(Source records)
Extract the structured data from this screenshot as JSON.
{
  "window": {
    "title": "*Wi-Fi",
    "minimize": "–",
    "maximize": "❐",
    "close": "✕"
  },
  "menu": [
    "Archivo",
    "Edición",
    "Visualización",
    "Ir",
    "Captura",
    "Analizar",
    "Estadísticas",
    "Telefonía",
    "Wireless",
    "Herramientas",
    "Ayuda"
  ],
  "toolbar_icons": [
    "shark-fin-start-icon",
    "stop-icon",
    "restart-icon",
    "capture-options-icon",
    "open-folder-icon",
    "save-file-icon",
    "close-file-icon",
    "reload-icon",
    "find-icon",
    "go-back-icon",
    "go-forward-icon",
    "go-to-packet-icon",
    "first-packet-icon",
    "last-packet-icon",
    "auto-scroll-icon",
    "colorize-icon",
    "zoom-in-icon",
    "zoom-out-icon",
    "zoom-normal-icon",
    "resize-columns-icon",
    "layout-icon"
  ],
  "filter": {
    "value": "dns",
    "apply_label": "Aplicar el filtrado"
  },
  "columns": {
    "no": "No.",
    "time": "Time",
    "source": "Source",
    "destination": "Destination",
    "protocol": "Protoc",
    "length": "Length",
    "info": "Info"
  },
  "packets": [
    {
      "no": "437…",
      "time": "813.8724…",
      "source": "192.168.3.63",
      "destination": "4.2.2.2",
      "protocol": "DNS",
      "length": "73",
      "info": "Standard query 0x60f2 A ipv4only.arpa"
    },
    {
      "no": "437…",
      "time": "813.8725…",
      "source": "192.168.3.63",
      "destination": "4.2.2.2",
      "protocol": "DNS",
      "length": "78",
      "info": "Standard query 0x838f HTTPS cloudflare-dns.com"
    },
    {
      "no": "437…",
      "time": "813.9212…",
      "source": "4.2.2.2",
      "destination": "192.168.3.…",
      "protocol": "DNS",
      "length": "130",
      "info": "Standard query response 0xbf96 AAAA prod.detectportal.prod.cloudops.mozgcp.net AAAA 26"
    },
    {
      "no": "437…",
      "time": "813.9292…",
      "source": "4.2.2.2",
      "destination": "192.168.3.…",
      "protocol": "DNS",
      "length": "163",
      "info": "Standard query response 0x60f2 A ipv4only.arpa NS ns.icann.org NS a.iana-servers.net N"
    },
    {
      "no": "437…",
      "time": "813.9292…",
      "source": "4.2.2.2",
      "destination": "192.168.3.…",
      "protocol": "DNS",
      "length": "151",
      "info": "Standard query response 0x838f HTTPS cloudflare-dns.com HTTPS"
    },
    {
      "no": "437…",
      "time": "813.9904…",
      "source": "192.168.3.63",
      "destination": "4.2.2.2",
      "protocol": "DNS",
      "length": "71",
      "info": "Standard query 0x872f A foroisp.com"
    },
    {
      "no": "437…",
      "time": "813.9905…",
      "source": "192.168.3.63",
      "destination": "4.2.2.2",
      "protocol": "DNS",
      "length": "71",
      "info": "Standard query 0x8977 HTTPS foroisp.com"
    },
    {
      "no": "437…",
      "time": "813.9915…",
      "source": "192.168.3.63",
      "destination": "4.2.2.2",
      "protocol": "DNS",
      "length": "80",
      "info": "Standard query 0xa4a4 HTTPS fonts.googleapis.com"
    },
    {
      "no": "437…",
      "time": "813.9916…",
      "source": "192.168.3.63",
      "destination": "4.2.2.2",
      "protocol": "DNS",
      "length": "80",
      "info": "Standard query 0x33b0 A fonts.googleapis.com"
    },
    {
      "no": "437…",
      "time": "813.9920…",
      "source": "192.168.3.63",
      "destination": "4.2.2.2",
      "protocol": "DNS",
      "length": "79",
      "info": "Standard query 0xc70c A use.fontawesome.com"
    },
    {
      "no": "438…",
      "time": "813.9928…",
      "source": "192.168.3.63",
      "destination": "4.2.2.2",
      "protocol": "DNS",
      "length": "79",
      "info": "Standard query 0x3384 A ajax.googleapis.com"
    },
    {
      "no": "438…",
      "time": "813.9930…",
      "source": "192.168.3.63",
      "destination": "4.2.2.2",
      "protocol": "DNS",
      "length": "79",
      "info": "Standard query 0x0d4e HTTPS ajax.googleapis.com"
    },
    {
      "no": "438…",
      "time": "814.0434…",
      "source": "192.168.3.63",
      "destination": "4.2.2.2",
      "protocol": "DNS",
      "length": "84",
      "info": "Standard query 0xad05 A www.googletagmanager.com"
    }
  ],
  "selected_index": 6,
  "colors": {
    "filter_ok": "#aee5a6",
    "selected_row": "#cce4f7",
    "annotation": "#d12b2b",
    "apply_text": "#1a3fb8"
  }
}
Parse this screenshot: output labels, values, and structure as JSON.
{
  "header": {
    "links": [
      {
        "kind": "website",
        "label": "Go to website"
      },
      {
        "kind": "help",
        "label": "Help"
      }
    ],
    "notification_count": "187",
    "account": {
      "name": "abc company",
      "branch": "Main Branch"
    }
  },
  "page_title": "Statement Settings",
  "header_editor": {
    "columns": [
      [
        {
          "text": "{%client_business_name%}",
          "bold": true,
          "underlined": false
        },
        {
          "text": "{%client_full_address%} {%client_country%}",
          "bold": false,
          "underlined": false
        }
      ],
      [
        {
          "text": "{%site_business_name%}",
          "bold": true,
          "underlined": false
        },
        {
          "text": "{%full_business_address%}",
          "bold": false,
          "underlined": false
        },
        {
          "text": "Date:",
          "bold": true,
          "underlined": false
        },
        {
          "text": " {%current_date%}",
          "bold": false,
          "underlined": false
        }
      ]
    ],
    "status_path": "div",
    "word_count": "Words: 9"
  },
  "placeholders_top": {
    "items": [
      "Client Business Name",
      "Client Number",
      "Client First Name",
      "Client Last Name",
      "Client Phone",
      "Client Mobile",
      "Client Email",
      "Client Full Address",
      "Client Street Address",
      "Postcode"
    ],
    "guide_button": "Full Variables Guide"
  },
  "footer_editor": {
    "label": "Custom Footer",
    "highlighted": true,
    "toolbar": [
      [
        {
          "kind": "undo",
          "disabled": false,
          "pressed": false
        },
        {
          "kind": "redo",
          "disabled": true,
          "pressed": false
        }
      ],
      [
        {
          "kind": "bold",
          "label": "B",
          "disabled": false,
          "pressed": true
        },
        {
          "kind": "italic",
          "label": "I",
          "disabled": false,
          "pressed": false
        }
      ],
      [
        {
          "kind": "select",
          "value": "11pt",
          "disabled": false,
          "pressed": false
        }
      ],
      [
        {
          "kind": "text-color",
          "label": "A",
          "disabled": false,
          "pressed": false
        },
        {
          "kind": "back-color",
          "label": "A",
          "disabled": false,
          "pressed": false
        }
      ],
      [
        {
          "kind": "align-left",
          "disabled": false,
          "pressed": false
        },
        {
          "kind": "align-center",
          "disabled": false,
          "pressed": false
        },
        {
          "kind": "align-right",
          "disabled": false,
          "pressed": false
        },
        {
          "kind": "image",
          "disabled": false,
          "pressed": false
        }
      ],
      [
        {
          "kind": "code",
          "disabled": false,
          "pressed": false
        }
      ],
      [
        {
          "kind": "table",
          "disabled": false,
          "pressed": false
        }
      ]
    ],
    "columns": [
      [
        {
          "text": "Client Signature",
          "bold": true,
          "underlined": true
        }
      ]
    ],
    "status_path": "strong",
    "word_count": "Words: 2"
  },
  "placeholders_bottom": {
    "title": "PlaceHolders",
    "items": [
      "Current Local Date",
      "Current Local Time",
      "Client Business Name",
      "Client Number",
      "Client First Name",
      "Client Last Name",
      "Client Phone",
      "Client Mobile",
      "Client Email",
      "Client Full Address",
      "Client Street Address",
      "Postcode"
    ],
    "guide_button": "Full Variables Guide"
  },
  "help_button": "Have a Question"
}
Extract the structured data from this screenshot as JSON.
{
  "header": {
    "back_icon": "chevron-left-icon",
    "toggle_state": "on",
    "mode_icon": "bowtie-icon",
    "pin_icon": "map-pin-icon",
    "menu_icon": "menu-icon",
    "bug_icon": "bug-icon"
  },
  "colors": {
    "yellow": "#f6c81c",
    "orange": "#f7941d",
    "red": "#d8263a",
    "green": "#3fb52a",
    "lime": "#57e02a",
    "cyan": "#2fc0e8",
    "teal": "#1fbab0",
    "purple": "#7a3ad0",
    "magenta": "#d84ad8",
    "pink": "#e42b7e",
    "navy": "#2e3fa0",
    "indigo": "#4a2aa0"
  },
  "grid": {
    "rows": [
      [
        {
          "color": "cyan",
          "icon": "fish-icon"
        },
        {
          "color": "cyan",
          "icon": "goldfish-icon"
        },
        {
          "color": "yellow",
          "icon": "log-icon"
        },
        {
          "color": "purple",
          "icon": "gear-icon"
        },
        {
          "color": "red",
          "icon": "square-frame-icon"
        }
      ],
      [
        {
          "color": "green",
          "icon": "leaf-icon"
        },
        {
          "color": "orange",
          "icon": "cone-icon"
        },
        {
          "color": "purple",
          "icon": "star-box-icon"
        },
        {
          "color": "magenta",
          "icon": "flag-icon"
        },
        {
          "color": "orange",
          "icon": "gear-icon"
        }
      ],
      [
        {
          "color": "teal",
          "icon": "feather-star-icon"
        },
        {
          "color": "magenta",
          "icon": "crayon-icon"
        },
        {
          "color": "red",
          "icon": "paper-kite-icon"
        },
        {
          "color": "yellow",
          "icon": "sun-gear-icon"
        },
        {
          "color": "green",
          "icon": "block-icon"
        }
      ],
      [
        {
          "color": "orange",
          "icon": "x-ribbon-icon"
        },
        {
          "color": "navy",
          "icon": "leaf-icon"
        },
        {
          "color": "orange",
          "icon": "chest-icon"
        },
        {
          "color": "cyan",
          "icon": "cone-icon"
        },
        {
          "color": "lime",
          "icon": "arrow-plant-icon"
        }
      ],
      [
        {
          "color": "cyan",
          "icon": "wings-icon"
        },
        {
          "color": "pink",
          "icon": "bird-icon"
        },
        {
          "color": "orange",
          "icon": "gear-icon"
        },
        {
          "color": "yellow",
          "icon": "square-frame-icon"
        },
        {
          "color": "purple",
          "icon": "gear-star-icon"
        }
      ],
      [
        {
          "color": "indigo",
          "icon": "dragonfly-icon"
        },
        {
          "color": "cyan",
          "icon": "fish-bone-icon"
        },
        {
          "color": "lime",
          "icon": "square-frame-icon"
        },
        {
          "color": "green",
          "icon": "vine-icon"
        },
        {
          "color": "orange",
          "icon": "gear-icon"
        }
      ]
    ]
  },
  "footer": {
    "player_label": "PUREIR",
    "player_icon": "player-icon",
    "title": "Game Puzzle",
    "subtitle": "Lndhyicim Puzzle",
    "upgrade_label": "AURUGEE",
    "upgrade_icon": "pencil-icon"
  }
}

* _Aim_: Look through the material above. Copy each line where the word "Words" appears.

* _Task answer_:
    "word_count": "Words: 9"
    "word_count": "Words: 2"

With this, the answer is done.